◆ Given instruction:
Draw out every line with the word "خواهد" from the listing below.

◆ Source data:

>> start

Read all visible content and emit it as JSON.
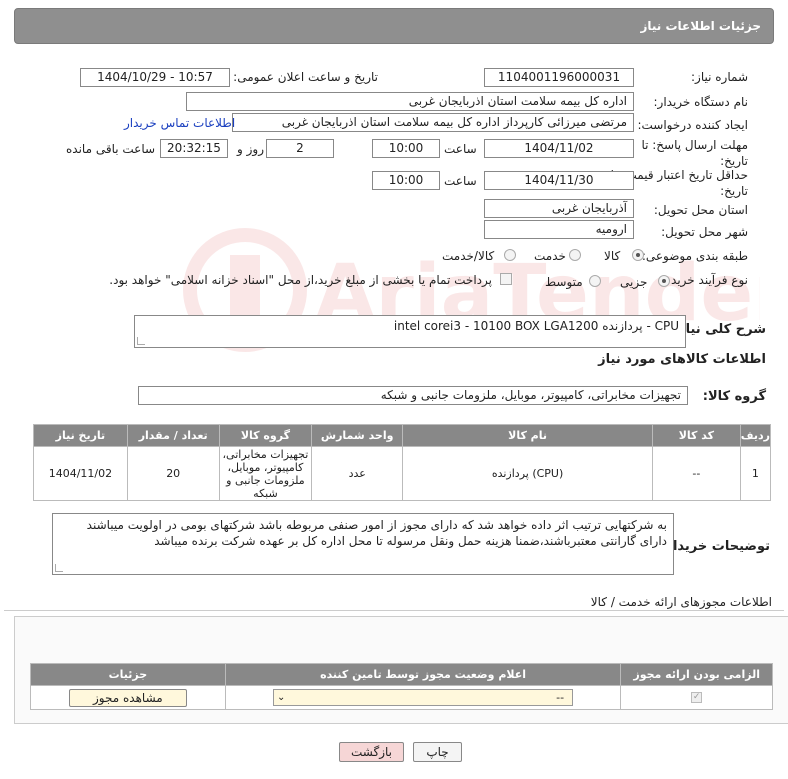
{
  "header": {
    "title": "جزئیات اطلاعات نیاز"
  },
  "form": {
    "need_number_label": "شماره نیاز:",
    "need_number": "1104001196000031",
    "announce_label": "تاریخ و ساعت اعلان عمومی:",
    "announce_value": "1404/10/29 - 10:57",
    "buyer_org_label": "نام دستگاه خریدار:",
    "buyer_org": "اداره کل بیمه سلامت استان اذربایجان غربی",
    "creator_label": "ایجاد کننده درخواست:",
    "creator": "مرتضی میرزائی کارپرداز اداره کل بیمه سلامت استان اذربایجان غربی",
    "contact_link": "اطلاعات تماس خریدار",
    "deadline_label": "مهلت ارسال پاسخ: تا تاریخ:",
    "deadline_date": "1404/11/02",
    "time_label": "ساعت",
    "deadline_time": "10:00",
    "days_value": "2",
    "days_label": "روز و",
    "remaining_time": "20:32:15",
    "remaining_label": "ساعت باقی مانده",
    "validity_label": "حداقل تاریخ اعتبار قیمت: تا تاریخ:",
    "validity_date": "1404/11/30",
    "validity_time": "10:00",
    "province_label": "استان محل تحویل:",
    "province": "آذربایجان غربی",
    "city_label": "شهر محل تحویل:",
    "city": "ارومیه",
    "category_label": "طبقه بندی موضوعی:",
    "category_options": [
      "کالا",
      "خدمت",
      "کالا/خدمت"
    ],
    "process_label": "نوع فرآیند خرید :",
    "process_options": [
      "جزیی",
      "متوسط"
    ],
    "payment_note": "پرداخت تمام یا بخشی از مبلغ خرید،از محل \"اسناد خزانه اسلامی\" خواهد بود."
  },
  "description": {
    "label": "شرح کلی نیاز:",
    "value": "CPU - پردازنده intel corei3 - 10100 BOX LGA1200"
  },
  "goods_info": {
    "title": "اطلاعات کالاهای مورد نیاز",
    "group_label": "گروه کالا:",
    "group_value": "تجهیزات مخابراتی، کامپیوتر، موبایل، ملزومات جانبی و شبکه",
    "columns": [
      "ردیف",
      "کد کالا",
      "نام کالا",
      "واحد شمارش",
      "گروه کالا",
      "تعداد / مقدار",
      "تاریخ نیاز"
    ],
    "rows": [
      {
        "row": "1",
        "code": "--",
        "name": "پردازنده (CPU)",
        "unit": "عدد",
        "group": "تجهیزات مخابراتی، کامپیوتر، موبایل، ملزومات جانبی و شبکه",
        "qty": "20",
        "date": "1404/11/02"
      }
    ]
  },
  "buyer_notes": {
    "label": "توضیحات خریدار:",
    "value": "به شرکتهایی ترتیب اثر داده خواهد شد که دارای مجوز از امور صنفی مربوطه باشد شرکتهای بومی در اولویت میباشند دارای گارانتی معتبرباشند،ضمنا هزینه حمل ونقل مرسوله تا محل اداره کل بر عهده شرکت برنده میباشد"
  },
  "permits": {
    "title": "اطلاعات مجوزهای ارائه خدمت / کالا",
    "columns": [
      "الزامی بودن ارائه مجوز",
      "اعلام وضعیت مجوز توسط تامین کننده",
      "جزئیات"
    ],
    "select_value": "--",
    "view_button": "مشاهده مجوز"
  },
  "footer": {
    "print": "چاپ",
    "back": "بازگشت"
  },
  "watermark": "AriaTender.neT",
  "colors": {
    "header": "#8f8f8f",
    "link": "#1a3fbf",
    "back_button": "#f6d6d6"
  }
}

>> end

◆ Task response:
    "payment_note": "پرداخت تمام یا بخشی از مبلغ خرید،از محل \"اسناد خزانه اسلامی\" خواهد بود."
    "value": "به شرکتهایی ترتیب اثر داده خواهد شد که دارای مجوز از امور صنفی مربوطه باشد شرکتهای بومی در اولویت میباشند دارای گارانتی معتبرباشند،ضمنا هزینه حمل ونقل مرسوله تا محل اداره کل بر عهده شرکت برنده میباشد"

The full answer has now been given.